**TO BE DONE:** Omit the images, then print each record below exactly as it reads.
** start of INPUT FOR THIS TASK **
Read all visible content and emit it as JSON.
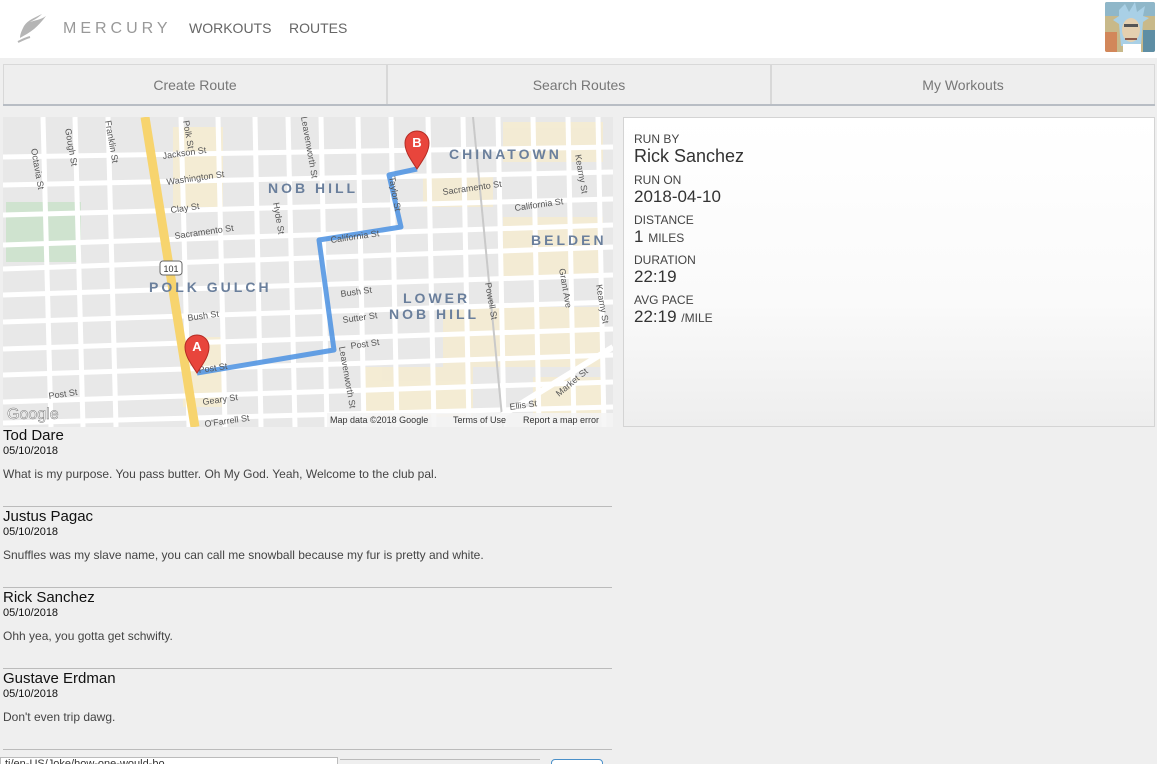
{
  "header": {
    "brand": "MERCURY",
    "nav": [
      "WORKOUTS",
      "ROUTES"
    ]
  },
  "tabs": [
    "Create Route",
    "Search Routes",
    "My Workouts"
  ],
  "map": {
    "labels": {
      "districts": [
        "NOB HILL",
        "CHINATOWN",
        "POLK GULCH",
        "LOWER",
        "NOB HILL",
        "BELDEN"
      ],
      "streets": [
        "Octavia St",
        "Gough St",
        "Franklin St",
        "Polk St",
        "Jackson St",
        "Washington St",
        "Clay St",
        "Sacramento St",
        "Hyde St",
        "Leavenworth St",
        "California St",
        "Taylor St",
        "Sacramento St",
        "California St",
        "Kearny St",
        "Bush St",
        "Bush St",
        "Sutter St",
        "Powell St",
        "Grant Ave",
        "Kearny St",
        "Post St",
        "Post St",
        "Post St",
        "Geary St",
        "Leavenworth St",
        "O'Farrell St",
        "Ellis St",
        "Market St"
      ],
      "highway": "101"
    },
    "marker_a": "A",
    "marker_b": "B",
    "attribution": [
      "Map data ©2018 Google",
      "Terms of Use",
      "Report a map error"
    ],
    "google": "Google"
  },
  "workout": {
    "run_by_label": "RUN BY",
    "run_by": "Rick Sanchez",
    "run_on_label": "RUN ON",
    "run_on": "2018-04-10",
    "distance_label": "DISTANCE",
    "distance": "1",
    "distance_unit": "MILES",
    "duration_label": "DURATION",
    "duration": "22:19",
    "pace_label": "AVG PACE",
    "pace": "22:19",
    "pace_unit": "/MILE"
  },
  "comments": [
    {
      "author": "Tod Dare",
      "date": "05/10/2018",
      "body": "What is my purpose. You pass butter. Oh My God. Yeah, Welcome to the club pal."
    },
    {
      "author": "Justus Pagac",
      "date": "05/10/2018",
      "body": "Snuffles was my slave name, you can call me snowball because my fur is pretty and white."
    },
    {
      "author": "Rick Sanchez",
      "date": "05/10/2018",
      "body": "Ohh yea, you gotta get schwifty."
    },
    {
      "author": "Gustave Erdman",
      "date": "05/10/2018",
      "body": "Don't even trip dawg."
    }
  ],
  "comment_input": {
    "value": "ti/en-US/Joke/how-one-would-bo..."
  },
  "colors": {
    "route": "#4a90e2",
    "marker": "#e8453c",
    "highway": "#f7d46e"
  }
}
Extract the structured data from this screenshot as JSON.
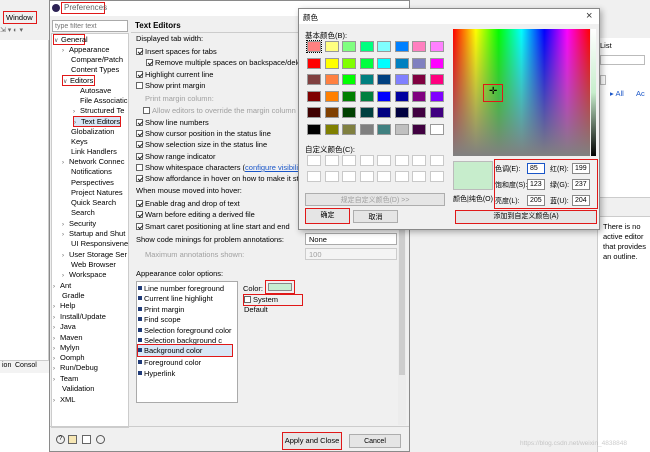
{
  "bg": {
    "window_tab": "Window",
    "side_label": "ion",
    "console": "Consol",
    "list_label": "List",
    "all_link": "All",
    "ac_link": "Ac",
    "outline_text": "There is no active editor that provides an outline."
  },
  "prefs": {
    "title": "Preferences",
    "filter_placeholder": "type filter text",
    "page_title": "Text Editors",
    "tree": [
      "General",
      "Appearance",
      "Compare/Patch",
      "Content Types",
      "Editors",
      "Autosave",
      "File Associatic",
      "Structured Te",
      "Text Editors",
      "Globalization",
      "Keys",
      "Link Handlers",
      "Network Connec",
      "Notifications",
      "Perspectives",
      "Project Natures",
      "Quick Search",
      "Search",
      "Security",
      "Startup and Shut",
      "UI Responsivene",
      "User Storage Ser",
      "Web Browser",
      "Workspace",
      "Ant",
      "Gradle",
      "Help",
      "Install/Update",
      "Java",
      "Maven",
      "Mylyn",
      "Oomph",
      "Run/Debug",
      "Team",
      "Validation",
      "XML"
    ],
    "opts": [
      "Displayed tab width:",
      "Insert spaces for tabs",
      "Remove multiple spaces on backspace/delete",
      "Highlight current line",
      "Show print margin",
      "Print margin column:",
      "Allow editors to override the margin column",
      "Show line numbers",
      "Show cursor position in the status line",
      "Show selection size in the status line",
      "Show range indicator",
      "Show whitespace characters (",
      "configure visibility",
      "Show affordance in hover on how to make it sticky",
      "When mouse moved into hover:",
      "Enable drag and drop of text",
      "Warn before editing a derived file",
      "Smart caret positioning at line start and end",
      "Show code minings for problem annotations:",
      "None",
      "Maximum annotations shown:",
      "100",
      "Appearance color options:"
    ],
    "colors": [
      "Line number foreground",
      "Current line highlight",
      "Print margin",
      "Find scope",
      "Selection foreground color",
      "Selection background c",
      "Background color",
      "Foreground color",
      "Hyperlink"
    ],
    "color_label": "Color:",
    "system_default": "System Default",
    "apply_close": "Apply and Close",
    "cancel": "Cancel",
    "swatch": "#c7eed2"
  },
  "picker": {
    "title": "颜色",
    "basic_label": "基本颜色(B):",
    "custom_label": "自定义颜色(C):",
    "define_btn": "规定自定义颜色(D) >>",
    "ok": "确定",
    "cancel": "取消",
    "add_custom": "添加到自定义颜色(A)",
    "color_solid": "颜色|纯色(O)",
    "hue_label": "色调(E):",
    "hue": "85",
    "sat_label": "饱和度(S):",
    "sat": "123",
    "lum_label": "亮度(L):",
    "lum": "205",
    "red_label": "红(R):",
    "red": "199",
    "green_label": "绿(G):",
    "green": "237",
    "blue_label": "蓝(U):",
    "blue": "204",
    "preview": "#c7edcc",
    "close_icon": "×",
    "swatches": [
      "#ff8080",
      "#ffff80",
      "#80ff80",
      "#00ff80",
      "#80ffff",
      "#0080ff",
      "#ff80c0",
      "#ff80ff",
      "#ff0000",
      "#ffff00",
      "#80ff00",
      "#00ff40",
      "#00ffff",
      "#0080c0",
      "#8080c0",
      "#ff00ff",
      "#804040",
      "#ff8040",
      "#00ff00",
      "#008080",
      "#004080",
      "#8080ff",
      "#800040",
      "#ff0080",
      "#800000",
      "#ff8000",
      "#008000",
      "#008040",
      "#0000ff",
      "#0000a0",
      "#800080",
      "#8000ff",
      "#400000",
      "#804000",
      "#004000",
      "#004040",
      "#000080",
      "#000040",
      "#400040",
      "#400080",
      "#000000",
      "#808000",
      "#808040",
      "#808080",
      "#408080",
      "#c0c0c0",
      "#400040",
      "#ffffff"
    ]
  },
  "watermark": "https://blog.csdn.net/weixin_4838848"
}
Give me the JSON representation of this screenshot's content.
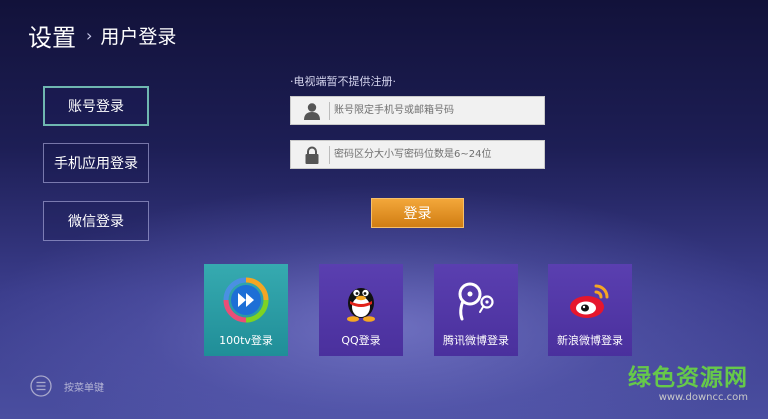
{
  "header": {
    "title": "设置",
    "chevron": "›",
    "subtitle": "用户登录"
  },
  "tabs": [
    {
      "label": "账号登录",
      "active": true
    },
    {
      "label": "手机应用登录",
      "active": false
    },
    {
      "label": "微信登录",
      "active": false
    }
  ],
  "form": {
    "notice": "·电视端暂不提供注册·",
    "account_placeholder": "账号限定手机号或邮箱号码",
    "account_value": "",
    "password_placeholder": "密码区分大小写密码位数是6~24位",
    "password_value": "",
    "login_label": "登录"
  },
  "providers": [
    {
      "label": "100tv登录",
      "icon": "100tv-logo-icon"
    },
    {
      "label": "QQ登录",
      "icon": "qq-penguin-icon"
    },
    {
      "label": "腾讯微博登录",
      "icon": "tencent-weibo-icon"
    },
    {
      "label": "新浪微博登录",
      "icon": "sina-weibo-icon"
    }
  ],
  "menu_hint": {
    "text": "按菜单键",
    "icon": "menu-icon"
  },
  "watermark": {
    "main": "绿色资源网",
    "sub": "www.downcc.com"
  },
  "colors": {
    "accent_orange": "#e59227",
    "tile_teal": "#2a9ea5",
    "tile_purple": "#5237a8",
    "active_tab_border": "#6fb7b0",
    "watermark_green": "#66c94a"
  }
}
** end of INPUT FOR THIS TASK **
**WRITTEN RESPONSE:**
Read all visible content and emit it as JSON.
{
  "header": {
    "brand": "MERCURY",
    "nav": [
      "WORKOUTS",
      "ROUTES"
    ]
  },
  "tabs": [
    "Create Route",
    "Search Routes",
    "My Workouts"
  ],
  "map": {
    "labels": {
      "districts": [
        "NOB HILL",
        "CHINATOWN",
        "POLK GULCH",
        "LOWER",
        "NOB HILL",
        "BELDEN"
      ],
      "streets": [
        "Octavia St",
        "Gough St",
        "Franklin St",
        "Polk St",
        "Jackson St",
        "Washington St",
        "Clay St",
        "Sacramento St",
        "Hyde St",
        "Leavenworth St",
        "California St",
        "Taylor St",
        "Sacramento St",
        "California St",
        "Kearny St",
        "Bush St",
        "Bush St",
        "Sutter St",
        "Powell St",
        "Grant Ave",
        "Kearny St",
        "Post St",
        "Post St",
        "Post St",
        "Geary St",
        "Leavenworth St",
        "O'Farrell St",
        "Ellis St",
        "Market St"
      ],
      "highway": "101"
    },
    "marker_a": "A",
    "marker_b": "B",
    "attribution": [
      "Map data ©2018 Google",
      "Terms of Use",
      "Report a map error"
    ],
    "google": "Google"
  },
  "workout": {
    "run_by_label": "RUN BY",
    "run_by": "Rick Sanchez",
    "run_on_label": "RUN ON",
    "run_on": "2018-04-10",
    "distance_label": "DISTANCE",
    "distance": "1",
    "distance_unit": "MILES",
    "duration_label": "DURATION",
    "duration": "22:19",
    "pace_label": "AVG PACE",
    "pace": "22:19",
    "pace_unit": "/MILE"
  },
  "comments": [
    {
      "author": "Tod Dare",
      "date": "05/10/2018",
      "body": "What is my purpose. You pass butter. Oh My God. Yeah, Welcome to the club pal."
    },
    {
      "author": "Justus Pagac",
      "date": "05/10/2018",
      "body": "Snuffles was my slave name, you can call me snowball because my fur is pretty and white."
    },
    {
      "author": "Rick Sanchez",
      "date": "05/10/2018",
      "body": "Ohh yea, you gotta get schwifty."
    },
    {
      "author": "Gustave Erdman",
      "date": "05/10/2018",
      "body": "Don't even trip dawg."
    }
  ],
  "comment_input": {
    "value": "ti/en-US/Joke/how-one-would-bo..."
  },
  "colors": {
    "route": "#4a90e2",
    "marker": "#e8453c",
    "highway": "#f7d46e"
  }
}
Extract the structured data from this screenshot as JSON.
{
  "bg": {
    "window_tab": "Window",
    "side_label": "ion",
    "console": "Consol",
    "list_label": "List",
    "all_link": "All",
    "ac_link": "Ac",
    "outline_text": "There is no active editor that provides an outline."
  },
  "prefs": {
    "title": "Preferences",
    "filter_placeholder": "type filter text",
    "page_title": "Text Editors",
    "tree": [
      "General",
      "Appearance",
      "Compare/Patch",
      "Content Types",
      "Editors",
      "Autosave",
      "File Associatic",
      "Structured Te",
      "Text Editors",
      "Globalization",
      "Keys",
      "Link Handlers",
      "Network Connec",
      "Notifications",
      "Perspectives",
      "Project Natures",
      "Quick Search",
      "Search",
      "Security",
      "Startup and Shut",
      "UI Responsivene",
      "User Storage Ser",
      "Web Browser",
      "Workspace",
      "Ant",
      "Gradle",
      "Help",
      "Install/Update",
      "Java",
      "Maven",
      "Mylyn",
      "Oomph",
      "Run/Debug",
      "Team",
      "Validation",
      "XML"
    ],
    "opts": [
      "Displayed tab width:",
      "Insert spaces for tabs",
      "Remove multiple spaces on backspace/delete",
      "Highlight current line",
      "Show print margin",
      "Print margin column:",
      "Allow editors to override the margin column",
      "Show line numbers",
      "Show cursor position in the status line",
      "Show selection size in the status line",
      "Show range indicator",
      "Show whitespace characters (",
      "configure visibility",
      "Show affordance in hover on how to make it sticky",
      "When mouse moved into hover:",
      "Enable drag and drop of text",
      "Warn before editing a derived file",
      "Smart caret positioning at line start and end",
      "Show code minings for problem annotations:",
      "None",
      "Maximum annotations shown:",
      "100",
      "Appearance color options:"
    ],
    "colors": [
      "Line number foreground",
      "Current line highlight",
      "Print margin",
      "Find scope",
      "Selection foreground color",
      "Selection background c",
      "Background color",
      "Foreground color",
      "Hyperlink"
    ],
    "color_label": "Color:",
    "system_default": "System Default",
    "apply_close": "Apply and Close",
    "cancel": "Cancel",
    "swatch": "#c7eed2"
  },
  "picker": {
    "title": "颜色",
    "basic_label": "基本颜色(B):",
    "custom_label": "自定义颜色(C):",
    "define_btn": "规定自定义颜色(D) >>",
    "ok": "确定",
    "cancel": "取消",
    "add_custom": "添加到自定义颜色(A)",
    "color_solid": "颜色|纯色(O)",
    "hue_label": "色调(E):",
    "hue": "85",
    "sat_label": "饱和度(S):",
    "sat": "123",
    "lum_label": "亮度(L):",
    "lum": "205",
    "red_label": "红(R):",
    "red": "199",
    "green_label": "绿(G):",
    "green": "237",
    "blue_label": "蓝(U):",
    "blue": "204",
    "preview": "#c7edcc",
    "close_icon": "×",
    "swatches": [
      "#ff8080",
      "#ffff80",
      "#80ff80",
      "#00ff80",
      "#80ffff",
      "#0080ff",
      "#ff80c0",
      "#ff80ff",
      "#ff0000",
      "#ffff00",
      "#80ff00",
      "#00ff40",
      "#00ffff",
      "#0080c0",
      "#8080c0",
      "#ff00ff",
      "#804040",
      "#ff8040",
      "#00ff00",
      "#008080",
      "#004080",
      "#8080ff",
      "#800040",
      "#ff0080",
      "#800000",
      "#ff8000",
      "#008000",
      "#008040",
      "#0000ff",
      "#0000a0",
      "#800080",
      "#8000ff",
      "#400000",
      "#804000",
      "#004000",
      "#004040",
      "#000080",
      "#000040",
      "#400040",
      "#400080",
      "#000000",
      "#808000",
      "#808040",
      "#808080",
      "#408080",
      "#c0c0c0",
      "#400040",
      "#ffffff"
    ]
  },
  "watermark": "https://blog.csdn.net/weixin_4838848"
}
Give me the JSON representation of this screenshot's content.
{
  "header": {
    "title": "设置",
    "chevron": "›",
    "subtitle": "用户登录"
  },
  "tabs": [
    {
      "label": "账号登录",
      "active": true
    },
    {
      "label": "手机应用登录",
      "active": false
    },
    {
      "label": "微信登录",
      "active": false
    }
  ],
  "form": {
    "notice": "·电视端暂不提供注册·",
    "account_placeholder": "账号限定手机号或邮箱号码",
    "account_value": "",
    "password_placeholder": "密码区分大小写密码位数是6~24位",
    "password_value": "",
    "login_label": "登录"
  },
  "providers": [
    {
      "label": "100tv登录",
      "icon": "100tv-logo-icon"
    },
    {
      "label": "QQ登录",
      "icon": "qq-penguin-icon"
    },
    {
      "label": "腾讯微博登录",
      "icon": "tencent-weibo-icon"
    },
    {
      "label": "新浪微博登录",
      "icon": "sina-weibo-icon"
    }
  ],
  "menu_hint": {
    "text": "按菜单键",
    "icon": "menu-icon"
  },
  "watermark": {
    "main": "绿色资源网",
    "sub": "www.downcc.com"
  },
  "colors": {
    "accent_orange": "#e59227",
    "tile_teal": "#2a9ea5",
    "tile_purple": "#5237a8",
    "active_tab_border": "#6fb7b0",
    "watermark_green": "#66c94a"
  }
}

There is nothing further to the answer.